EXERCISE OBJECTIVE
Find each line with "green" and copy it.

SOURCE RECORDS
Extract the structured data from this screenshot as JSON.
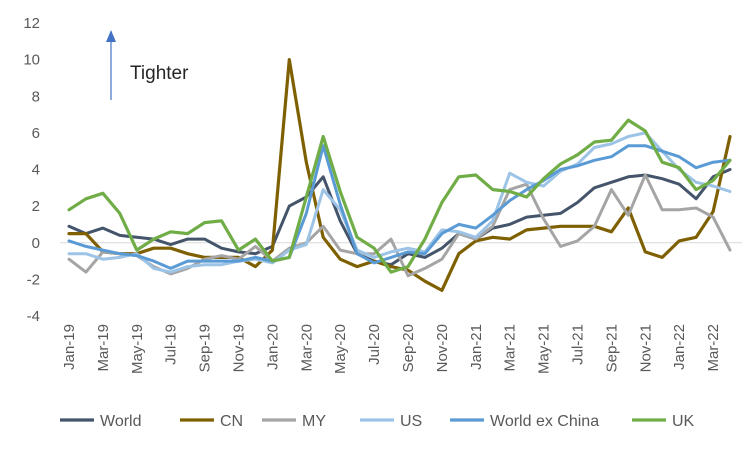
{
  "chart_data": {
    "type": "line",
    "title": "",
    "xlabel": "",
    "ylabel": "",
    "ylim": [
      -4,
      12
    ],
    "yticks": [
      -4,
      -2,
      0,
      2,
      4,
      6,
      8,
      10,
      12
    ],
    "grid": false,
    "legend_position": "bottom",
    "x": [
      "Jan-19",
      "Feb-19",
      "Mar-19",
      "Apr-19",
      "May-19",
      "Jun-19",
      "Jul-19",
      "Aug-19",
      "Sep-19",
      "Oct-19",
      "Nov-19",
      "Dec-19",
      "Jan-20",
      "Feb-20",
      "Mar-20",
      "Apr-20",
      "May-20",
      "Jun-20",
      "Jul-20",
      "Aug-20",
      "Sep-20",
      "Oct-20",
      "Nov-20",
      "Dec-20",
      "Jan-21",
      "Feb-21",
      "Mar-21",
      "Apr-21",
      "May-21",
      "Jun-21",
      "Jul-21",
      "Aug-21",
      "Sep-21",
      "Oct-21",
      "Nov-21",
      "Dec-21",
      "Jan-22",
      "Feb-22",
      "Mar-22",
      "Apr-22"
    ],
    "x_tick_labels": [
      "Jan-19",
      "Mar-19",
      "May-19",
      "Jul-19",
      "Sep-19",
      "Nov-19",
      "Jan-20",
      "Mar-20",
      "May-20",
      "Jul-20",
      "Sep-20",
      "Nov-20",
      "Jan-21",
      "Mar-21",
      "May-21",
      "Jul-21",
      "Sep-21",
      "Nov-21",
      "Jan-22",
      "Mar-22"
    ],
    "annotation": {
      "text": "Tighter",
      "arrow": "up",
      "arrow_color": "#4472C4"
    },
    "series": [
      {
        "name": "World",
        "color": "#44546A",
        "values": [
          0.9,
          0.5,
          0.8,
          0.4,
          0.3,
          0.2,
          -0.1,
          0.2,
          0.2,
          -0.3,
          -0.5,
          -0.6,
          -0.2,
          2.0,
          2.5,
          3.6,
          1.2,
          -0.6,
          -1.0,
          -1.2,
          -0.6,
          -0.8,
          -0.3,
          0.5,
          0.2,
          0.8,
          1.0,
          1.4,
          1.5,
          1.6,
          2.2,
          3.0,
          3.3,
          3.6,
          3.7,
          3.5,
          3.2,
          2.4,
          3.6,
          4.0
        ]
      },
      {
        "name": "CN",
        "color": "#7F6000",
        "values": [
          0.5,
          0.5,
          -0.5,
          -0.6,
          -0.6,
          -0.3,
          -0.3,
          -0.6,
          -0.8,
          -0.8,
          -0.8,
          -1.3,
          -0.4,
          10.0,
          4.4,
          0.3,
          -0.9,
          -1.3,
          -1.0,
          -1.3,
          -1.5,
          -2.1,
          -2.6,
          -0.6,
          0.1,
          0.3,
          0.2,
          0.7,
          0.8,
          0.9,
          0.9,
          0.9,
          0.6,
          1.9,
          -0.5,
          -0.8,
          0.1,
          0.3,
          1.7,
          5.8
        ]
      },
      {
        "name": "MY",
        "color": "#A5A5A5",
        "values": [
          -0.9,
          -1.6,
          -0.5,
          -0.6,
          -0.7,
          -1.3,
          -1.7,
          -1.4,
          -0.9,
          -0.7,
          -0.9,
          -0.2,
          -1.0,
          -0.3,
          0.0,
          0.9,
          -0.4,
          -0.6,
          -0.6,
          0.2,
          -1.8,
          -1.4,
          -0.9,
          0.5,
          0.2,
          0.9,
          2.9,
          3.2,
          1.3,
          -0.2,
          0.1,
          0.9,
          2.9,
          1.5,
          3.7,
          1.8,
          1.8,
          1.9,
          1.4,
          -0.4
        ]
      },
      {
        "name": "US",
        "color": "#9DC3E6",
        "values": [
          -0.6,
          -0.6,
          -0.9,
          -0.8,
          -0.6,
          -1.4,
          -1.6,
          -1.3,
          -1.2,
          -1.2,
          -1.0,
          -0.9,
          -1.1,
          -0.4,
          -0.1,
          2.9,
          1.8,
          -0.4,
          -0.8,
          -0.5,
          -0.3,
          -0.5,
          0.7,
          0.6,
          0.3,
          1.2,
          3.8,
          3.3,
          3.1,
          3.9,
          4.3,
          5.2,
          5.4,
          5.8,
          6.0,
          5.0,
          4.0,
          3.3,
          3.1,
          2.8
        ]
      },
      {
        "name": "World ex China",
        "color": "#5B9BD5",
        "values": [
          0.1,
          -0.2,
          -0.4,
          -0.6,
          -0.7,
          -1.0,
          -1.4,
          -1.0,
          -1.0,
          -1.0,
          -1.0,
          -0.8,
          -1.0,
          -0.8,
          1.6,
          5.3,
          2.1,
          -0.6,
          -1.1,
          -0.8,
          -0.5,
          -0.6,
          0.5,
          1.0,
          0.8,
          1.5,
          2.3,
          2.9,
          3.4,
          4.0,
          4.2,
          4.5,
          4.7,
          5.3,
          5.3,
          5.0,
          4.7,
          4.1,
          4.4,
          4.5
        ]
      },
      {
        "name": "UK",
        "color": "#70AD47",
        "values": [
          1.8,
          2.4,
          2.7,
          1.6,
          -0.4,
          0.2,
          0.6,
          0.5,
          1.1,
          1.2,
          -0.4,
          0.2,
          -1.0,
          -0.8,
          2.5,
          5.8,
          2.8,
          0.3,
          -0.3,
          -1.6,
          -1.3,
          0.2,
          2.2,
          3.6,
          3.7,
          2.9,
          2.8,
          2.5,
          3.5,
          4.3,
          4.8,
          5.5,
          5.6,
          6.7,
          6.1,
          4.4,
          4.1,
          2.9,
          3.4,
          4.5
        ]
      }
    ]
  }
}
* * *
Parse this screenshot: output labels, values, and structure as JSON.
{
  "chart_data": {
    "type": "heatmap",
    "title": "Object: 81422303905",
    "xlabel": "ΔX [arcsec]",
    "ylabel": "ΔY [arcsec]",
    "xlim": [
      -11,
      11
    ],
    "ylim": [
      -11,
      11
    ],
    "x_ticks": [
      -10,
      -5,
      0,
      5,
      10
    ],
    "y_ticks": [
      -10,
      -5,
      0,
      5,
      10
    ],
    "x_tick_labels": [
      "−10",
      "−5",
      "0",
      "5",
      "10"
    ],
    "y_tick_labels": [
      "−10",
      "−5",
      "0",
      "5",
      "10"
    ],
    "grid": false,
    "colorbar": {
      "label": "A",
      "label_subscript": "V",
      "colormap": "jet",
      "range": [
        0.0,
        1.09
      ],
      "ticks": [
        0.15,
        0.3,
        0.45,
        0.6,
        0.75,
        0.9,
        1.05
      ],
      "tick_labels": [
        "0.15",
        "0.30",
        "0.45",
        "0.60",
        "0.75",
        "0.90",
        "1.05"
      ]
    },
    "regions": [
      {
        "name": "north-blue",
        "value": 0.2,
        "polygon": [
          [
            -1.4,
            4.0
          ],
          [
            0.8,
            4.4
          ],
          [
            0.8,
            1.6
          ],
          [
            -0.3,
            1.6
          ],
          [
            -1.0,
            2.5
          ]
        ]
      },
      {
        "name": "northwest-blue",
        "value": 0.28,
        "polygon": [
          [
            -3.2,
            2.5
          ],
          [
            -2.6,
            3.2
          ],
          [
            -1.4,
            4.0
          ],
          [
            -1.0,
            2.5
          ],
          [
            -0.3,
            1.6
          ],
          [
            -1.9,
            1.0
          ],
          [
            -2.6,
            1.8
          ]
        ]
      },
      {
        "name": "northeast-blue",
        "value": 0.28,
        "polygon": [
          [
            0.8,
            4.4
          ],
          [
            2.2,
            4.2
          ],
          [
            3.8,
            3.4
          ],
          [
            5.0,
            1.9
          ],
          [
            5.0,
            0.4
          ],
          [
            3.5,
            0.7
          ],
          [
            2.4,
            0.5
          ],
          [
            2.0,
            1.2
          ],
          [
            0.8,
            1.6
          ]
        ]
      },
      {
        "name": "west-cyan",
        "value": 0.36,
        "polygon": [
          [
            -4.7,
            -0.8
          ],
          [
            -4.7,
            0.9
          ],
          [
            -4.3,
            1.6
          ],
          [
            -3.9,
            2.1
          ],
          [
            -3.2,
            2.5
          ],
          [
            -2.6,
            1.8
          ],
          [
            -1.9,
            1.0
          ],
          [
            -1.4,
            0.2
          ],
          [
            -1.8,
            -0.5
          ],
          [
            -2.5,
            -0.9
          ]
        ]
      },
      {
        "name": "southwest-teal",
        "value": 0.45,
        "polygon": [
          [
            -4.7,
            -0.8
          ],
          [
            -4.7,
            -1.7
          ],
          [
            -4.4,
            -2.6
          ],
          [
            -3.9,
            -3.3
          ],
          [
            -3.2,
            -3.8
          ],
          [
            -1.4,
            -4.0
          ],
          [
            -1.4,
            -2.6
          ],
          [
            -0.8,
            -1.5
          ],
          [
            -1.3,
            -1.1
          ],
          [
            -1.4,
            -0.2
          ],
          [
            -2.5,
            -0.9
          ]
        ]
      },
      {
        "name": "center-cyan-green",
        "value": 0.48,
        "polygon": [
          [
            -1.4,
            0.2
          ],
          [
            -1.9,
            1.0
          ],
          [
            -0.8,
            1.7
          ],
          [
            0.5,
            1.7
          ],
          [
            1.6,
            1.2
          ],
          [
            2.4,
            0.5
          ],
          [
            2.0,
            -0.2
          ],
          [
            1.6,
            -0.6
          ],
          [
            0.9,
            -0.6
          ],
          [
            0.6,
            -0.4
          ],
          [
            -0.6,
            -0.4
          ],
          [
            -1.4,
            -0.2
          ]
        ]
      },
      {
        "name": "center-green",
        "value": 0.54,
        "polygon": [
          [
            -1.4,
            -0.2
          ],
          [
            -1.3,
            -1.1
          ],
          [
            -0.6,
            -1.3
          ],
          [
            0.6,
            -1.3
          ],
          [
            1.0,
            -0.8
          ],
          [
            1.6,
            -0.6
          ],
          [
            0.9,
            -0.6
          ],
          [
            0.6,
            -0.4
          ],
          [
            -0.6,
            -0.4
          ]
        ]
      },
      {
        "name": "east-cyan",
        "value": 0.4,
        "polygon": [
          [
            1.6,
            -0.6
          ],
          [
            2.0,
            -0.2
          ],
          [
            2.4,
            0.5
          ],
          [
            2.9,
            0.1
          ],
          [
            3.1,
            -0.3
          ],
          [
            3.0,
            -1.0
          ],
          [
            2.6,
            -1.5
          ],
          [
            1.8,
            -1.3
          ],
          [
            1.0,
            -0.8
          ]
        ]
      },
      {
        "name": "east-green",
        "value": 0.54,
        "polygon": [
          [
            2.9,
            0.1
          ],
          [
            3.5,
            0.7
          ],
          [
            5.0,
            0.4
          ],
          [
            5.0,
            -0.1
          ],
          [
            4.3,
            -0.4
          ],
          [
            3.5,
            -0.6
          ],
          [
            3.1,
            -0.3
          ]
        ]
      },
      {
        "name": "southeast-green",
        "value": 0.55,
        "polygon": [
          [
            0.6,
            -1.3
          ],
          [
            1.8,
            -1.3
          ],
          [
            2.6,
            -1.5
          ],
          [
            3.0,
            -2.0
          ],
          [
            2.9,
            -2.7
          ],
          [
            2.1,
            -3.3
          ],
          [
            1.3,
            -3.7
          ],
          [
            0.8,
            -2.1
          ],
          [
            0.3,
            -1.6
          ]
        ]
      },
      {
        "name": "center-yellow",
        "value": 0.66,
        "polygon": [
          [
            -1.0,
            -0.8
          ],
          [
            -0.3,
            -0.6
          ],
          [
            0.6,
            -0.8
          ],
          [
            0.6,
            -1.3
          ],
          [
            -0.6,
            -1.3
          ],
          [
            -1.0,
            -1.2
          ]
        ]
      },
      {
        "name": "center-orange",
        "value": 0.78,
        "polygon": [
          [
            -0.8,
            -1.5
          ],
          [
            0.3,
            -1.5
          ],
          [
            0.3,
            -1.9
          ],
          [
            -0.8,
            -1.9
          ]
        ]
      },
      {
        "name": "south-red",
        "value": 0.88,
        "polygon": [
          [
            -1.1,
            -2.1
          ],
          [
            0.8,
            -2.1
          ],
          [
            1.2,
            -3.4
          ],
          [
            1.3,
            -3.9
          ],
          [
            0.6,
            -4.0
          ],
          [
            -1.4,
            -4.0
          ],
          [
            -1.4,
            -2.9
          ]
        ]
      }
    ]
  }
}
==
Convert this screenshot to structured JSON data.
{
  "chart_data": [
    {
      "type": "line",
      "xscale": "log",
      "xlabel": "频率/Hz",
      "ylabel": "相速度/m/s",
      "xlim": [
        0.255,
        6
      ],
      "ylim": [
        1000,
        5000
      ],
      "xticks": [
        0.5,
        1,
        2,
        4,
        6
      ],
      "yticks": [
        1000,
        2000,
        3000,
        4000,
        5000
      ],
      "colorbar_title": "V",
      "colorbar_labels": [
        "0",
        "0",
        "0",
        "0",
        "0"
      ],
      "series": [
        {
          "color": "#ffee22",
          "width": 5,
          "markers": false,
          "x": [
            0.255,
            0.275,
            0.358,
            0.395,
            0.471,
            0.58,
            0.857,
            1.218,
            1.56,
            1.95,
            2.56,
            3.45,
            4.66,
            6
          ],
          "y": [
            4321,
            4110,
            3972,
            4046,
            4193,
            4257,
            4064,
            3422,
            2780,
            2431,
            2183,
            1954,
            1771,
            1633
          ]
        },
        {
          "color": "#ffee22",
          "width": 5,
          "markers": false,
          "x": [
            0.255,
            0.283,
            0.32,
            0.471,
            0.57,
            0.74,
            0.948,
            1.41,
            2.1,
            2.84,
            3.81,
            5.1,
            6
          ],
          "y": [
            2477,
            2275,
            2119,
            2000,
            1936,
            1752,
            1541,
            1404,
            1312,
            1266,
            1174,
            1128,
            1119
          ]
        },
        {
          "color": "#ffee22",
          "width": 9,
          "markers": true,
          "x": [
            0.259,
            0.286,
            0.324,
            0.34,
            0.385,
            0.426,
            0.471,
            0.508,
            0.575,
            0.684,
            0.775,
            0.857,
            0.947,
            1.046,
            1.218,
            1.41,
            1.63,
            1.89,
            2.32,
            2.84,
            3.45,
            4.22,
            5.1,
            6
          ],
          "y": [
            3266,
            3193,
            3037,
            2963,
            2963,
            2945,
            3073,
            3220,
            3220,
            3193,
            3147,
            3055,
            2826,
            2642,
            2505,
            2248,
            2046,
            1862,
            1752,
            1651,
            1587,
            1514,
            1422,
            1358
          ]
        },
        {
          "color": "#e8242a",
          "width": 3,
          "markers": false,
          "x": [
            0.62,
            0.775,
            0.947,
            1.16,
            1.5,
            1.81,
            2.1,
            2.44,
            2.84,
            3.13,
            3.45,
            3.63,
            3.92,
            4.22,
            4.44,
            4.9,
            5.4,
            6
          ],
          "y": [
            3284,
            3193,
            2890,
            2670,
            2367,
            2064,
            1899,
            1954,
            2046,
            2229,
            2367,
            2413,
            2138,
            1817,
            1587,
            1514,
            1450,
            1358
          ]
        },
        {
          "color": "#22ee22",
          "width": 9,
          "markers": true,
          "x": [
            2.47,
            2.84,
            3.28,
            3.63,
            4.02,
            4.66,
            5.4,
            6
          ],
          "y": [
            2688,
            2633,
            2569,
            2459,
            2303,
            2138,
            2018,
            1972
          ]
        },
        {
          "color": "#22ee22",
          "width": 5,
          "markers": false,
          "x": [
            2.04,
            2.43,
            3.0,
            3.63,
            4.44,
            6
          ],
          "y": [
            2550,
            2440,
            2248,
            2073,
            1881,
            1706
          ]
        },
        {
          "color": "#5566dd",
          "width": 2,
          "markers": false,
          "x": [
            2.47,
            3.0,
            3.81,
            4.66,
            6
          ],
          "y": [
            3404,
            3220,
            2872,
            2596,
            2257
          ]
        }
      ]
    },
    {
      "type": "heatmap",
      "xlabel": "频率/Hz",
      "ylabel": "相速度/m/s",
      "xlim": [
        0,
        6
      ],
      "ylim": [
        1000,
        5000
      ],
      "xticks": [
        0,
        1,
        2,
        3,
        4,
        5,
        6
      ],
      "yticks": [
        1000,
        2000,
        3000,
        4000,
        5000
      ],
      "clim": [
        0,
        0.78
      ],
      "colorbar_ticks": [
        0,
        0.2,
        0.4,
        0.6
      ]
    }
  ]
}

THE REPLY
        "name": "center-cyan-green",
        "name": "center-green",
        "name": "east-green",
        "name": "southeast-green",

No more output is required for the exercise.